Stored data
------------

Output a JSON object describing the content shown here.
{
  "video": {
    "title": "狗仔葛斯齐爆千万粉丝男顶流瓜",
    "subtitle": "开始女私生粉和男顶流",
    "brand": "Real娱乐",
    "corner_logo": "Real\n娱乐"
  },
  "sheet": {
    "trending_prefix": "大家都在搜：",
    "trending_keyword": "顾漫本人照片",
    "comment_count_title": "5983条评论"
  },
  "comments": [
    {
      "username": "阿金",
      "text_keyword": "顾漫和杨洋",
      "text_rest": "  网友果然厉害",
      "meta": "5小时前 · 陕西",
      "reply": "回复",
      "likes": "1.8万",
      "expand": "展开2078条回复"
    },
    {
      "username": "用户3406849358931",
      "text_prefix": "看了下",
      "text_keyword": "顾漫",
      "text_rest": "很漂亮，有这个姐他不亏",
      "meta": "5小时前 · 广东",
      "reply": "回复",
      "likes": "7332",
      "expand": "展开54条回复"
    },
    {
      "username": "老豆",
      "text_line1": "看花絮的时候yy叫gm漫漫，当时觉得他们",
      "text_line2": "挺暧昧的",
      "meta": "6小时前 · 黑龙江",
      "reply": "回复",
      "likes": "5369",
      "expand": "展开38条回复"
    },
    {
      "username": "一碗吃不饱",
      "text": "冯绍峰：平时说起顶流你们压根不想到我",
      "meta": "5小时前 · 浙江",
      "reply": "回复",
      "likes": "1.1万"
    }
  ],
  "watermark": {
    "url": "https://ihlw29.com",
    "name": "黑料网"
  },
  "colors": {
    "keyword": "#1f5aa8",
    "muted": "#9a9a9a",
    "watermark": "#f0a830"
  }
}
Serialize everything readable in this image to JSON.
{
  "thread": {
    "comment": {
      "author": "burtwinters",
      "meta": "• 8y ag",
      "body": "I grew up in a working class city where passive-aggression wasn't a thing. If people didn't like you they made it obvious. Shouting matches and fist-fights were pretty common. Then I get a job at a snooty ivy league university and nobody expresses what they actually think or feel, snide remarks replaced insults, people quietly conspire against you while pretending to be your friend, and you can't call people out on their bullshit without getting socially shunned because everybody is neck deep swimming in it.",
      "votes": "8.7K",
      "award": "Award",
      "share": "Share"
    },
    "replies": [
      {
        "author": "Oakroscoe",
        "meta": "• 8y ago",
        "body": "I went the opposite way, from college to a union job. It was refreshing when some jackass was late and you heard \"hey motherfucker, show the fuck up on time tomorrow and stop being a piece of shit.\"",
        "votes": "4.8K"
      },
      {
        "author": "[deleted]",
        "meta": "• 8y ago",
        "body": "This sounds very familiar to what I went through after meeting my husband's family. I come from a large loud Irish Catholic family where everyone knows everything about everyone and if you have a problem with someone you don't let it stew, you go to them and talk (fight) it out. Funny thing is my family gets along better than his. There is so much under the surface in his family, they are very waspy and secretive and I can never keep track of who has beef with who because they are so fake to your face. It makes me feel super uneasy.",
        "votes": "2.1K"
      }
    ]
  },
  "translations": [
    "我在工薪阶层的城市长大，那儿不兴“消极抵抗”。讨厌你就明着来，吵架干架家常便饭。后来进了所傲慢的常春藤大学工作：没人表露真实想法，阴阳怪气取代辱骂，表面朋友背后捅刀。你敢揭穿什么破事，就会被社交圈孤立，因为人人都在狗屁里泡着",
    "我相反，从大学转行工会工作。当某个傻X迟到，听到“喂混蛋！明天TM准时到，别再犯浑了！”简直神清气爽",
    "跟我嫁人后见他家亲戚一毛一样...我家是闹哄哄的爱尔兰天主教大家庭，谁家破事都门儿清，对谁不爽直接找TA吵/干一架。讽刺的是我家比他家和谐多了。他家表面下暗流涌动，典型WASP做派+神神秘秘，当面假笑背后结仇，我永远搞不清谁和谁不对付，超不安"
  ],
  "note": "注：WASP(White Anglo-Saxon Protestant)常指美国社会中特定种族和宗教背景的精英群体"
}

------------

== What you should do ==
From the data, list each line in which the string "went" appears.

== The result ==
        "body": "I went the opposite way, from college to a union job. It was refreshing when some jackass was late and you heard \"hey motherfucker, show the fuck up on time tomorrow and stop being a piece of shit.\"",
        "body": "This sounds very familiar to what I went through after meeting my husband's family. I come from a large loud Irish Catholic family where everyone knows everything about everyone and if you have a problem with someone you don't let it stew, you go to them and talk (fight) it out. Funny thing is my family gets along better than his. There is so much under the surface in his family, they are very waspy and secretive and I can never keep track of who has beef with who because they are so fake to your face. It makes me feel super uneasy.",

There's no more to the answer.